[Data tied to figure images]
|---|

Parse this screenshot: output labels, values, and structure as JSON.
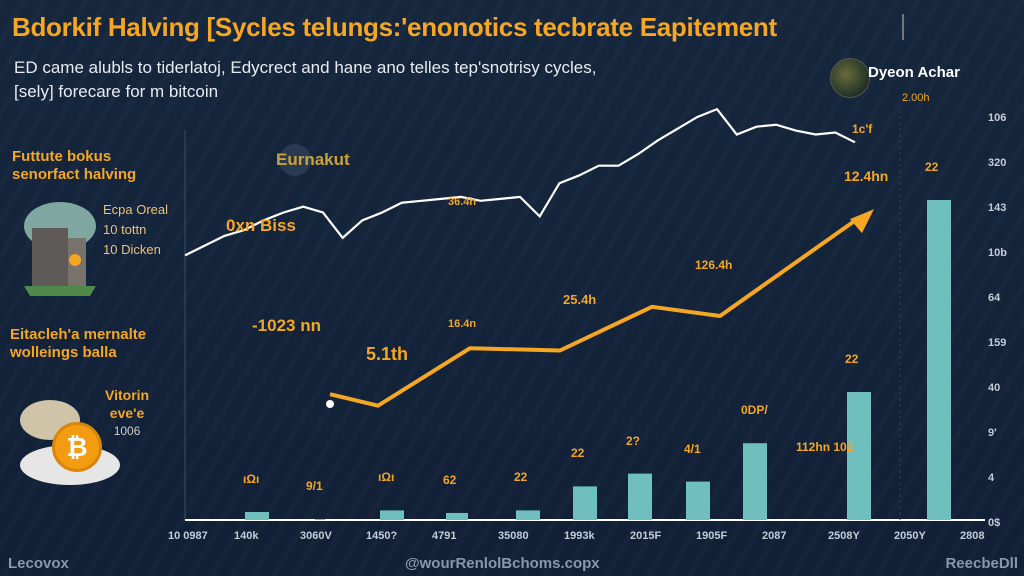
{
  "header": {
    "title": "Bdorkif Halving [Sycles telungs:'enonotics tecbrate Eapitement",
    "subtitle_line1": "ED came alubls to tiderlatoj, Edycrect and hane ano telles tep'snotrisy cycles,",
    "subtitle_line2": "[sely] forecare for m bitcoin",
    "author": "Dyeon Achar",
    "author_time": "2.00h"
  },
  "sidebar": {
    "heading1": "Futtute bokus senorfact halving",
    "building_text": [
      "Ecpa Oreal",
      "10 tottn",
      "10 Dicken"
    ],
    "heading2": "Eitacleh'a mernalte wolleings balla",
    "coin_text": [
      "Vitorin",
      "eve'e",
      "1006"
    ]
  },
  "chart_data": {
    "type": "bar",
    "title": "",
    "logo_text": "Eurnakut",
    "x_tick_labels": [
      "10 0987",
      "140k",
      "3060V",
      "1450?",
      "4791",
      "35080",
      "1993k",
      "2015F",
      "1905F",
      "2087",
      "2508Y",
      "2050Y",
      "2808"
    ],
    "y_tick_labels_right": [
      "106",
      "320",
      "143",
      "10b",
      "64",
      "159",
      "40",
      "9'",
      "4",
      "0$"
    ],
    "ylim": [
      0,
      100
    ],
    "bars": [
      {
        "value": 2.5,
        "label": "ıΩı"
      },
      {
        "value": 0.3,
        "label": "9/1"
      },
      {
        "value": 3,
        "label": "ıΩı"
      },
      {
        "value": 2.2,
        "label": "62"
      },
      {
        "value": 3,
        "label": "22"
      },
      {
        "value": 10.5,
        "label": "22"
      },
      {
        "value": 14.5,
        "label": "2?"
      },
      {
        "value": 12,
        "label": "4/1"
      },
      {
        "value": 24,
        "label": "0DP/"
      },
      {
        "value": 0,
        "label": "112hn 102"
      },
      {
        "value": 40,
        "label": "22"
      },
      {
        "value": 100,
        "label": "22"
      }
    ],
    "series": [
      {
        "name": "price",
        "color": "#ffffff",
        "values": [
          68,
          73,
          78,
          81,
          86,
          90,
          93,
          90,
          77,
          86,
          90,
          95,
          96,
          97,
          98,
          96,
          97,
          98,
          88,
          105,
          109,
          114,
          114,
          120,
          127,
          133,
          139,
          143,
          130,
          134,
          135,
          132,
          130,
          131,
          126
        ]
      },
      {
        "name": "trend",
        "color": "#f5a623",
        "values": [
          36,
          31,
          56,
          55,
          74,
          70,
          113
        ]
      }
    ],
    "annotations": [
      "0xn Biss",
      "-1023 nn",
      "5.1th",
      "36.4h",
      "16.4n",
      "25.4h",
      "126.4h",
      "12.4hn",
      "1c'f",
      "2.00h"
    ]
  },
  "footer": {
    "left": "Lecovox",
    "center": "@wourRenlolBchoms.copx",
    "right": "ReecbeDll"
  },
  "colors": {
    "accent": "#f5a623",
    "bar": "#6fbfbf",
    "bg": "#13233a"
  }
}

|---|

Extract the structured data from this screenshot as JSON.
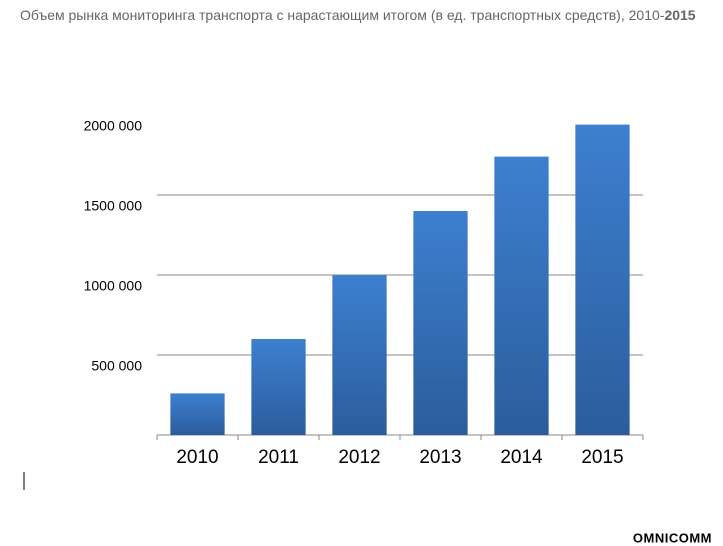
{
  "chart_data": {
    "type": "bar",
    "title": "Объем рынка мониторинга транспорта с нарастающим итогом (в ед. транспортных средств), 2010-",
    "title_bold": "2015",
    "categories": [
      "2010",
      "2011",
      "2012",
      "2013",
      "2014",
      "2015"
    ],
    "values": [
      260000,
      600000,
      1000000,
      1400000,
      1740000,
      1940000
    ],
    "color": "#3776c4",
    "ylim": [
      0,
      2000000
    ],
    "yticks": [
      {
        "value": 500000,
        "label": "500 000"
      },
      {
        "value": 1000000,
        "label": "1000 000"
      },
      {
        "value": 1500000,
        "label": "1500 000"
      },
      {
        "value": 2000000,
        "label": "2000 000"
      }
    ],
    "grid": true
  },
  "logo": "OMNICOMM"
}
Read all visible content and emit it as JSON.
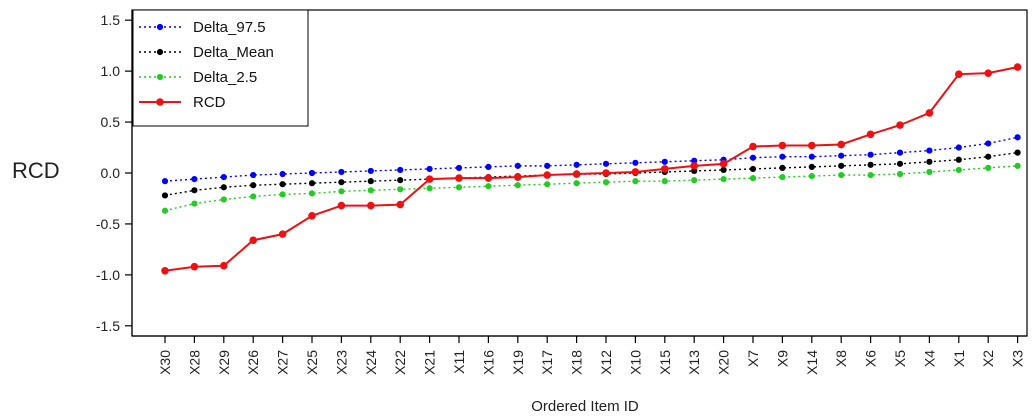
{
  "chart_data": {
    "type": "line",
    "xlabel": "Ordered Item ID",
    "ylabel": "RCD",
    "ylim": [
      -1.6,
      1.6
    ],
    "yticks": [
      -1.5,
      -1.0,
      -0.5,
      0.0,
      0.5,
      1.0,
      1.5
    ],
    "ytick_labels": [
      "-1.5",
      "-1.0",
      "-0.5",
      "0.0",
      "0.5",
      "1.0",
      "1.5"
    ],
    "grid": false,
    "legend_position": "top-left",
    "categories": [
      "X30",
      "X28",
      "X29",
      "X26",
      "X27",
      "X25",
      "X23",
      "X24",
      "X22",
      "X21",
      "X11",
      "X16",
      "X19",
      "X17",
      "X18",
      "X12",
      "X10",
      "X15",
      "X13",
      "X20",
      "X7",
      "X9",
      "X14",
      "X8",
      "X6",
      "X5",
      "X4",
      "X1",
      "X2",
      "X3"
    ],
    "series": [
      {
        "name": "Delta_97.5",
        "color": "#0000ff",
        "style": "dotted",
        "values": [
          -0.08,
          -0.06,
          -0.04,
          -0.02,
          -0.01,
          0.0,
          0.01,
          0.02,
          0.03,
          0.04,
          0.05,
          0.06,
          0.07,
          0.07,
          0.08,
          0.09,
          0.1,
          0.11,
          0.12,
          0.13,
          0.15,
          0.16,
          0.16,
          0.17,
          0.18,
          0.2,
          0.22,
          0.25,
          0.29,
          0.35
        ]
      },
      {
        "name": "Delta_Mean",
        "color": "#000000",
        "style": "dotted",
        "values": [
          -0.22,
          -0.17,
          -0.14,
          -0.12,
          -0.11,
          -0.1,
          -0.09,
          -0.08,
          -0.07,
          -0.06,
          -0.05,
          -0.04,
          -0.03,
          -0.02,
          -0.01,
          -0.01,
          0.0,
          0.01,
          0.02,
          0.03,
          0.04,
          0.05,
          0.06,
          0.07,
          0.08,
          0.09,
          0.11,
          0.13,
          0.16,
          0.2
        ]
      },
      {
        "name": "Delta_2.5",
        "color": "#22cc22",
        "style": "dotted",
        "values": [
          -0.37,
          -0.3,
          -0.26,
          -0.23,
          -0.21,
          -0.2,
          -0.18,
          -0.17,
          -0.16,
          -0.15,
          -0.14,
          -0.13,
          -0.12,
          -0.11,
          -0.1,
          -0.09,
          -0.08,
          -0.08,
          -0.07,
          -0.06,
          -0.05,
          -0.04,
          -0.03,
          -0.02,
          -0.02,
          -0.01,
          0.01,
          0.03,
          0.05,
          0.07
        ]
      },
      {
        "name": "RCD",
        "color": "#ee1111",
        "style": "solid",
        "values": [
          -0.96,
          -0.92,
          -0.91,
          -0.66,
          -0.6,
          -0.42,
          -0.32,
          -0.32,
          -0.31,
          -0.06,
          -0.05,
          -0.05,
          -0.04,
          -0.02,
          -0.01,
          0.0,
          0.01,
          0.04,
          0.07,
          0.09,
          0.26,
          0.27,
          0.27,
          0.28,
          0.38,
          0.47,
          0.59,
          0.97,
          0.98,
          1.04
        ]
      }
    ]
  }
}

|---|

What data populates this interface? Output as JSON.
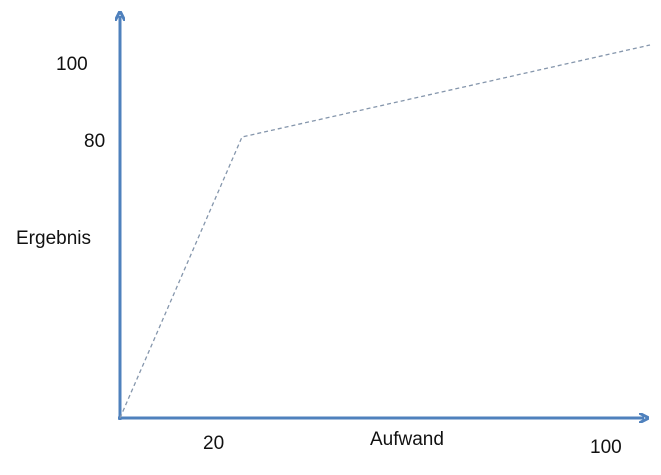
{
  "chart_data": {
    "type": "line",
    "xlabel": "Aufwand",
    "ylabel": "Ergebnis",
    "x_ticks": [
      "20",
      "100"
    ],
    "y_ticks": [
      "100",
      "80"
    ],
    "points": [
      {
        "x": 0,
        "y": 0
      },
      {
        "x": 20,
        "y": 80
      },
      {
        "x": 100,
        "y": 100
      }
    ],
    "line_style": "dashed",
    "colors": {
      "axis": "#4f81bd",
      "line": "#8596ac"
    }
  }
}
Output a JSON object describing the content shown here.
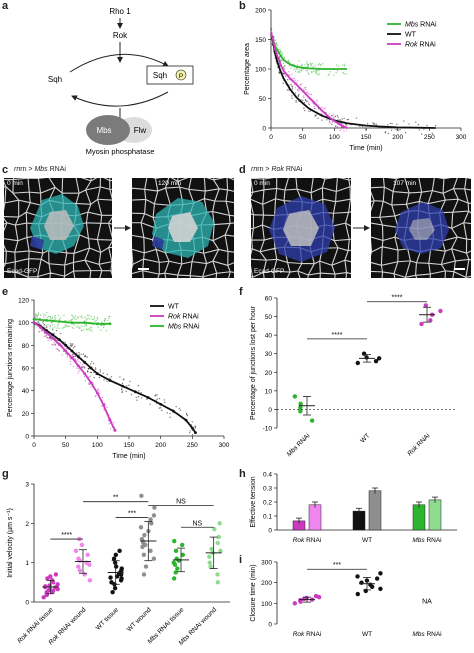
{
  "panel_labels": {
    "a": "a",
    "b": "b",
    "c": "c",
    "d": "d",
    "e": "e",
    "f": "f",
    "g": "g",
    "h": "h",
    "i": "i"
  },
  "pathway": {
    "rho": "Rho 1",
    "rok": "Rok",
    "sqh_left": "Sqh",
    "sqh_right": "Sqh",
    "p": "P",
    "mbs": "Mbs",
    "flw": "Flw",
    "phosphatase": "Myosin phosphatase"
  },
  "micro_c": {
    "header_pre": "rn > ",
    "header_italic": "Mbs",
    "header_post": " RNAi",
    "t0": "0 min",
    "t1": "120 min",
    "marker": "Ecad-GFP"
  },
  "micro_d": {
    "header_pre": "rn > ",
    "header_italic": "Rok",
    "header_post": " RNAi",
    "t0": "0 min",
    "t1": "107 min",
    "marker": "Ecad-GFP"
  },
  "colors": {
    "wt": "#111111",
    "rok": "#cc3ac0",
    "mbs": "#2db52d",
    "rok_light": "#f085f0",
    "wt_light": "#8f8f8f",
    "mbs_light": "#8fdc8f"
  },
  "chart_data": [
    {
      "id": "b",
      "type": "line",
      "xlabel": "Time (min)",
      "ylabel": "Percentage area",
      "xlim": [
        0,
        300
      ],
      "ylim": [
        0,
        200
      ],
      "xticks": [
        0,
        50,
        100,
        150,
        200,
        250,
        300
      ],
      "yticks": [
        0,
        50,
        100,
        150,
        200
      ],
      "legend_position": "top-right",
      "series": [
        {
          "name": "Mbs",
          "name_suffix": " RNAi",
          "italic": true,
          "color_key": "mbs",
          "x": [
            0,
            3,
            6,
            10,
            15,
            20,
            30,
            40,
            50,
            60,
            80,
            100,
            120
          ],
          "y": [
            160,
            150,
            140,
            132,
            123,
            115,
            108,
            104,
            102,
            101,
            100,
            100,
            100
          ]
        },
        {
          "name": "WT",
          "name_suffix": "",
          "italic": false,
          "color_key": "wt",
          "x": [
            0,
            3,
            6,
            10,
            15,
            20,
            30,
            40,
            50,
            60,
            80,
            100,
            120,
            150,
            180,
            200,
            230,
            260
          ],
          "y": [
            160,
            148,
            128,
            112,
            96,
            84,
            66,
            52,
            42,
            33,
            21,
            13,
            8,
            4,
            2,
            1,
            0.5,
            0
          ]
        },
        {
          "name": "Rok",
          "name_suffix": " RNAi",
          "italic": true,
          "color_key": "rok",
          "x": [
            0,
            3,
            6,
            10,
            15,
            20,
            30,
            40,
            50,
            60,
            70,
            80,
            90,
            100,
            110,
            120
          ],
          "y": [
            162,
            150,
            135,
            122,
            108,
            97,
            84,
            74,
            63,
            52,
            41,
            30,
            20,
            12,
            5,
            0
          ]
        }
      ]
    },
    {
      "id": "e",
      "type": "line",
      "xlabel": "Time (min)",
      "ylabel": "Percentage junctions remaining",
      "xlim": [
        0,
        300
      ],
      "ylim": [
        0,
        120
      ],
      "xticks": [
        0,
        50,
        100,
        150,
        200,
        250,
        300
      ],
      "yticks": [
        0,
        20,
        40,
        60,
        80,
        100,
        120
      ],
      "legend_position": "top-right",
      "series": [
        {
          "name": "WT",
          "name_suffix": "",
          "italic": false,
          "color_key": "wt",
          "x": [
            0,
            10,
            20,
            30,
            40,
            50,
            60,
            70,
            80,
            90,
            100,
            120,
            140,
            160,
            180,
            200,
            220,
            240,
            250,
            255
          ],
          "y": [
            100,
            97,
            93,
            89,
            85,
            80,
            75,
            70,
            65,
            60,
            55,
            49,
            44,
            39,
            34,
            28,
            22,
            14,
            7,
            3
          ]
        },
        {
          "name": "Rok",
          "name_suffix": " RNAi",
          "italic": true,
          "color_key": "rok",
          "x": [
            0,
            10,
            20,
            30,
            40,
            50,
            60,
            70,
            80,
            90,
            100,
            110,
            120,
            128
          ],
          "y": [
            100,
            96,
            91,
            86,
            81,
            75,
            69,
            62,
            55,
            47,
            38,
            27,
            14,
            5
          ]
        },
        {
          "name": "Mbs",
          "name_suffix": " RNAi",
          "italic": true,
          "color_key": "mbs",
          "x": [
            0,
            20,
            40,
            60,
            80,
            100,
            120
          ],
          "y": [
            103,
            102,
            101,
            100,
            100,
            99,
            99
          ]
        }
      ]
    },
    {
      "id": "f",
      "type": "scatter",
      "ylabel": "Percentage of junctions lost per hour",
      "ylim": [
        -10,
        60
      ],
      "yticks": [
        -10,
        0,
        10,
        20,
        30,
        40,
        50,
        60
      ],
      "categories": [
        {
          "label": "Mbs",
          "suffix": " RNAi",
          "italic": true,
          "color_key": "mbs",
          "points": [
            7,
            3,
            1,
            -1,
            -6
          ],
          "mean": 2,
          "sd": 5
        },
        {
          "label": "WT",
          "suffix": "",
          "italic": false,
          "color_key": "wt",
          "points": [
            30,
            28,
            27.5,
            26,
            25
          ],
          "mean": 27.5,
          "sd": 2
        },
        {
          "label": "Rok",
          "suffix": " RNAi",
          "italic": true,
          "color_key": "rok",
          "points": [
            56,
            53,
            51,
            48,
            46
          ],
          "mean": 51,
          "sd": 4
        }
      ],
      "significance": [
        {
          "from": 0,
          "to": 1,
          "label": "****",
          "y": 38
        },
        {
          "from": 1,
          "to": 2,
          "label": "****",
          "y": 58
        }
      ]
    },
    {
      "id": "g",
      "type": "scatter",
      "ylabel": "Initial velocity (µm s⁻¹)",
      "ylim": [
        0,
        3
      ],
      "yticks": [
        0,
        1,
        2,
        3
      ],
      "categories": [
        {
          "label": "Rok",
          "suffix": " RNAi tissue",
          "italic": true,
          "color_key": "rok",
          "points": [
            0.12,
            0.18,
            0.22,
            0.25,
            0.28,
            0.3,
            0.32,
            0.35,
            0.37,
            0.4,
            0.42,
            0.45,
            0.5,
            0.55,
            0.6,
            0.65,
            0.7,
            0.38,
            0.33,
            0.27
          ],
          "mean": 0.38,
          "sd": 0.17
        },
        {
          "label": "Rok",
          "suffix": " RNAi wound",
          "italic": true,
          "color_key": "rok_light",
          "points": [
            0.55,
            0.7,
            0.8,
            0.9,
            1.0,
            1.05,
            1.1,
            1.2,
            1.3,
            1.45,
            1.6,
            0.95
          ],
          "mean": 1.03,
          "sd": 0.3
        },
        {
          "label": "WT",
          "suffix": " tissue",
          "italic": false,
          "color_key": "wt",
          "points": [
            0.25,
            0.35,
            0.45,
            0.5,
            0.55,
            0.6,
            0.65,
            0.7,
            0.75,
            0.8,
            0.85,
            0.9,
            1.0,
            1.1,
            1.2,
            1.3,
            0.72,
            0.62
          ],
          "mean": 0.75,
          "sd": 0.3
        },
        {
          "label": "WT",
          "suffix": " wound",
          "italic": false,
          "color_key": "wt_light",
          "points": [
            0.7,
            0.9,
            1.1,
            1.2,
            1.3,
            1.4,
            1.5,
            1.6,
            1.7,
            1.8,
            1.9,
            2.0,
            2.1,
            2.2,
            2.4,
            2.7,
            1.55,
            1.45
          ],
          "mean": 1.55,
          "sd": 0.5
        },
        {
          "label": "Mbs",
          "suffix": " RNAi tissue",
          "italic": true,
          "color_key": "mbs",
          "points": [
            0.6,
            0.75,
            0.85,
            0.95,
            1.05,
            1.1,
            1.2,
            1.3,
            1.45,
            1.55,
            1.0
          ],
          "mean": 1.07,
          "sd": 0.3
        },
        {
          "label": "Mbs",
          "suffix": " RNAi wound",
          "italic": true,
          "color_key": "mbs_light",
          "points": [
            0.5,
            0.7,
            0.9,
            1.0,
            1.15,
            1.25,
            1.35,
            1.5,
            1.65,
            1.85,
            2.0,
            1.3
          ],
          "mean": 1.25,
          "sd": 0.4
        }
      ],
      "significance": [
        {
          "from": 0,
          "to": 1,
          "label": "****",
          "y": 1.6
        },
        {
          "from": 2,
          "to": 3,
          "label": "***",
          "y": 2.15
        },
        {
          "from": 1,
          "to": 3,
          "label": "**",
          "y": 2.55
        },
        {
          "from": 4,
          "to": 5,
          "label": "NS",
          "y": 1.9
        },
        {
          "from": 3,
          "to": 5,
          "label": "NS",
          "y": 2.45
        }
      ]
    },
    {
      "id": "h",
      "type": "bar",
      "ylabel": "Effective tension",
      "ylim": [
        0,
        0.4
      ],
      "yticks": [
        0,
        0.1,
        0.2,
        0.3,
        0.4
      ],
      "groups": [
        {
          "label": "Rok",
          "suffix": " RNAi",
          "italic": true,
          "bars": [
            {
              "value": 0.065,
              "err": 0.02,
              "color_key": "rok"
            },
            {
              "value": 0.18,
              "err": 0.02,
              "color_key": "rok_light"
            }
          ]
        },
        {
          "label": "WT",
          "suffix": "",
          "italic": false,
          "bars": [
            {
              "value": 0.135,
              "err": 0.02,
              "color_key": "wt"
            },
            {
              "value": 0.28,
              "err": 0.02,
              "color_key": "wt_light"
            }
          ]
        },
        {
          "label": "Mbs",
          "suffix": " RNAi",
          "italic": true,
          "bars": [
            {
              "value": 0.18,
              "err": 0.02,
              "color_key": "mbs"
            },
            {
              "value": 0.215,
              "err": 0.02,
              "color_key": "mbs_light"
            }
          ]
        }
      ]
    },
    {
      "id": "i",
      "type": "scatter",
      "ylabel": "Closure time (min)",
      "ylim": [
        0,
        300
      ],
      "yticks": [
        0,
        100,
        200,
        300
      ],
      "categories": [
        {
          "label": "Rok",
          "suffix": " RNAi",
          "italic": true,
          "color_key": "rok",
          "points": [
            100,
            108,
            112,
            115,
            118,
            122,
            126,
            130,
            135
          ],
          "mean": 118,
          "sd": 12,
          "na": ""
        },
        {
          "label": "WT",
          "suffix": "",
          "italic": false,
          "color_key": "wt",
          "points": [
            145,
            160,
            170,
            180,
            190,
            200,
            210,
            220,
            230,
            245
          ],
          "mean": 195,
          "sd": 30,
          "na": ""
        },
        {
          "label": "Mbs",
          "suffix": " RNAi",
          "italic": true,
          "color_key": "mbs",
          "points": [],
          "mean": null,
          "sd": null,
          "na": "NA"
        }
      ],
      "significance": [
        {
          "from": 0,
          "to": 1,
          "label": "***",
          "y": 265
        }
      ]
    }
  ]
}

|---|

● **Goal of the exercise**
Look through the entries above and count each line holding "junctions"; report the count alone.

● **Written solution**
2